§ **WHAT YOU WILL DO**
Find how many lines hold the word "SESSION". Give only the number.

§ **RECORDS FOR THIS EXERCISE**
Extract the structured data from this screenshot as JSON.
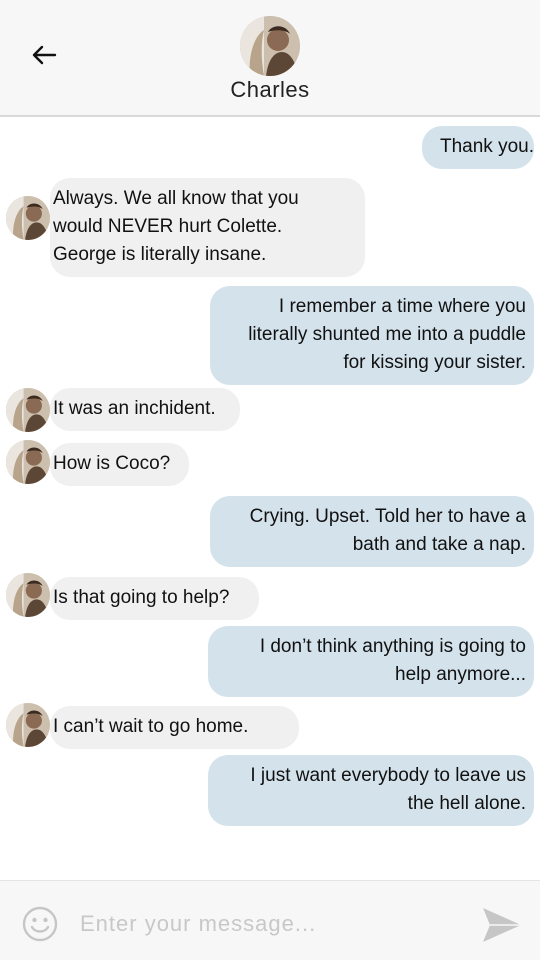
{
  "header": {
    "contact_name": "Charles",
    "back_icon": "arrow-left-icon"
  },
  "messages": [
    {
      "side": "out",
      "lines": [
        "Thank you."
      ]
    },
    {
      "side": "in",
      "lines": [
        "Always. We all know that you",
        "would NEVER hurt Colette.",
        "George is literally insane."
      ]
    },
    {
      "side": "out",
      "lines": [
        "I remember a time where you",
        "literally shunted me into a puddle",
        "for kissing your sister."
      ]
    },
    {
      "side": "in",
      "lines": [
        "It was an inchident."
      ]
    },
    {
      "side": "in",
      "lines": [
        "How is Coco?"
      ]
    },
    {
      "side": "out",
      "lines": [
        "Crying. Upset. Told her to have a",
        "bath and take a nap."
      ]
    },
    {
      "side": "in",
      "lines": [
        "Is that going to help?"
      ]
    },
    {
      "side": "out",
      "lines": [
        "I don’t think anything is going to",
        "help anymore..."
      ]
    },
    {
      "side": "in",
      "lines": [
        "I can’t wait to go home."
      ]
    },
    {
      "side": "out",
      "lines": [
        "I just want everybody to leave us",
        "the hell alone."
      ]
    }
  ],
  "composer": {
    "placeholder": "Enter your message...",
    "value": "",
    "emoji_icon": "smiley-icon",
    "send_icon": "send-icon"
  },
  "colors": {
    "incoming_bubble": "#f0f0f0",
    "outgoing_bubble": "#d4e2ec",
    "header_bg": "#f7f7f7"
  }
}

* * *

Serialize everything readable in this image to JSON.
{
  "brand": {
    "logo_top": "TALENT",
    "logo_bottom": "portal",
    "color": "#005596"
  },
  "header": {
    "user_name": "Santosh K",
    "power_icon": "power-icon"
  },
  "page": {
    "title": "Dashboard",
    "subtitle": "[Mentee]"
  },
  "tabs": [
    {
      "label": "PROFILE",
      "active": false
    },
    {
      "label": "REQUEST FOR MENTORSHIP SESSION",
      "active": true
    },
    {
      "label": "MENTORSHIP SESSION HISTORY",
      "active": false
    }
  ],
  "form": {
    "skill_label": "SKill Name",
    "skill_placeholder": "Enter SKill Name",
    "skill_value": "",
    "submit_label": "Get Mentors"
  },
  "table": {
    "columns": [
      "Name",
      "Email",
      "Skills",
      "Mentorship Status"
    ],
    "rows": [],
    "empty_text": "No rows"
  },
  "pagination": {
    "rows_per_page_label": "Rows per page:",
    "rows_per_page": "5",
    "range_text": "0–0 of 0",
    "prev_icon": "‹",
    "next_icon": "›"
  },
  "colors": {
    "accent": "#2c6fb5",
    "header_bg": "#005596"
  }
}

§ **PROBLEM SOLUTION**
2